Begin THE INPUT

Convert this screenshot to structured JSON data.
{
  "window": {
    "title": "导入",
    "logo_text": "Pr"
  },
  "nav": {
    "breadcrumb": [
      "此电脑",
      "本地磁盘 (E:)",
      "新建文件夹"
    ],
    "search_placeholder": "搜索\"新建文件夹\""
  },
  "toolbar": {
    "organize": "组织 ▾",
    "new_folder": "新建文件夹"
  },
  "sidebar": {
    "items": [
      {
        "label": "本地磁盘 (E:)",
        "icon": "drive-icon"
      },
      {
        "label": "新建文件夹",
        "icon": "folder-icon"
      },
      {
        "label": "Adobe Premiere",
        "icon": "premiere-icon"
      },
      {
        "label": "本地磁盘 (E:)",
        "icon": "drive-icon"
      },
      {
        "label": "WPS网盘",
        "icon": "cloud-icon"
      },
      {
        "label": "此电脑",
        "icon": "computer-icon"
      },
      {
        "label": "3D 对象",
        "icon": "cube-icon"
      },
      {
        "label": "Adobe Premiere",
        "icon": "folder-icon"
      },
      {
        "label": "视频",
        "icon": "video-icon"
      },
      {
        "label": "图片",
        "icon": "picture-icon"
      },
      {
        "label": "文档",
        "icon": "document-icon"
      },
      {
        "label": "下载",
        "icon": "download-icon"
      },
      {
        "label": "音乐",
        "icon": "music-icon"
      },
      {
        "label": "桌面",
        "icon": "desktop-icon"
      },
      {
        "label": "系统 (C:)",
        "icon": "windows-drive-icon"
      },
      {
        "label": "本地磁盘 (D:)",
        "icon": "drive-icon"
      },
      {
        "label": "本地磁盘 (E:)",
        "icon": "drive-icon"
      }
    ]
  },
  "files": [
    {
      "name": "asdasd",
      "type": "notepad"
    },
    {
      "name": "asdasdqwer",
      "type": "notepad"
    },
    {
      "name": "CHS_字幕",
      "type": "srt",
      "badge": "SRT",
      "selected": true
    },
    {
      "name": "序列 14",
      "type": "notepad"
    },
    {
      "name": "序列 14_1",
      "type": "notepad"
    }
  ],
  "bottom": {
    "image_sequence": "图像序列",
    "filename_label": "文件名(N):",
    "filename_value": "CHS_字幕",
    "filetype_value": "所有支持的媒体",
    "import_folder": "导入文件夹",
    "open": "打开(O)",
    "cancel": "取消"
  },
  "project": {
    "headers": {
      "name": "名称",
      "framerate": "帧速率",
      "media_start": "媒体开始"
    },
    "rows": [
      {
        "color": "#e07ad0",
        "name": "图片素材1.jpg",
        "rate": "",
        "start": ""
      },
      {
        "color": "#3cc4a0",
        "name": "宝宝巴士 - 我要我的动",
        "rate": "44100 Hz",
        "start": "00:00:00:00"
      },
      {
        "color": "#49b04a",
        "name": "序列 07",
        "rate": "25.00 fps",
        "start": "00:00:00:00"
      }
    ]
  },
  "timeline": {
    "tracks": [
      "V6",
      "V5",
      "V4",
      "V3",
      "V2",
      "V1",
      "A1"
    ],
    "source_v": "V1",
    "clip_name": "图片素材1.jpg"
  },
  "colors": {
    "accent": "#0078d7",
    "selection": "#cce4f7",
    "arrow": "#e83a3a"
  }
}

End THE INPUT

- TASK:
All of the entries above need to be reproduced exactly.

- EXPECTED ANSWER:
Convert this screenshot to structured JSON data.
{
  "window": {
    "title": "导入",
    "logo_text": "Pr"
  },
  "nav": {
    "breadcrumb": [
      "此电脑",
      "本地磁盘 (E:)",
      "新建文件夹"
    ],
    "search_placeholder": "搜索\"新建文件夹\""
  },
  "toolbar": {
    "organize": "组织 ▾",
    "new_folder": "新建文件夹"
  },
  "sidebar": {
    "items": [
      {
        "label": "本地磁盘 (E:)",
        "icon": "drive-icon"
      },
      {
        "label": "新建文件夹",
        "icon": "folder-icon"
      },
      {
        "label": "Adobe Premiere",
        "icon": "premiere-icon"
      },
      {
        "label": "本地磁盘 (E:)",
        "icon": "drive-icon"
      },
      {
        "label": "WPS网盘",
        "icon": "cloud-icon"
      },
      {
        "label": "此电脑",
        "icon": "computer-icon"
      },
      {
        "label": "3D 对象",
        "icon": "cube-icon"
      },
      {
        "label": "Adobe Premiere",
        "icon": "folder-icon"
      },
      {
        "label": "视频",
        "icon": "video-icon"
      },
      {
        "label": "图片",
        "icon": "picture-icon"
      },
      {
        "label": "文档",
        "icon": "document-icon"
      },
      {
        "label": "下载",
        "icon": "download-icon"
      },
      {
        "label": "音乐",
        "icon": "music-icon"
      },
      {
        "label": "桌面",
        "icon": "desktop-icon"
      },
      {
        "label": "系统 (C:)",
        "icon": "windows-drive-icon"
      },
      {
        "label": "本地磁盘 (D:)",
        "icon": "drive-icon"
      },
      {
        "label": "本地磁盘 (E:)",
        "icon": "drive-icon"
      }
    ]
  },
  "files": [
    {
      "name": "asdasd",
      "type": "notepad"
    },
    {
      "name": "asdasdqwer",
      "type": "notepad"
    },
    {
      "name": "CHS_字幕",
      "type": "srt",
      "badge": "SRT",
      "selected": true
    },
    {
      "name": "序列 14",
      "type": "notepad"
    },
    {
      "name": "序列 14_1",
      "type": "notepad"
    }
  ],
  "bottom": {
    "image_sequence": "图像序列",
    "filename_label": "文件名(N):",
    "filename_value": "CHS_字幕",
    "filetype_value": "所有支持的媒体",
    "import_folder": "导入文件夹",
    "open": "打开(O)",
    "cancel": "取消"
  },
  "project": {
    "headers": {
      "name": "名称",
      "framerate": "帧速率",
      "media_start": "媒体开始"
    },
    "rows": [
      {
        "color": "#e07ad0",
        "name": "图片素材1.jpg",
        "rate": "",
        "start": ""
      },
      {
        "color": "#3cc4a0",
        "name": "宝宝巴士 - 我要我的动",
        "rate": "44100 Hz",
        "start": "00:00:00:00"
      },
      {
        "color": "#49b04a",
        "name": "序列 07",
        "rate": "25.00 fps",
        "start": "00:00:00:00"
      }
    ]
  },
  "timeline": {
    "tracks": [
      "V6",
      "V5",
      "V4",
      "V3",
      "V2",
      "V1",
      "A1"
    ],
    "source_v": "V1",
    "clip_name": "图片素材1.jpg"
  },
  "colors": {
    "accent": "#0078d7",
    "selection": "#cce4f7",
    "arrow": "#e83a3a"
  }
}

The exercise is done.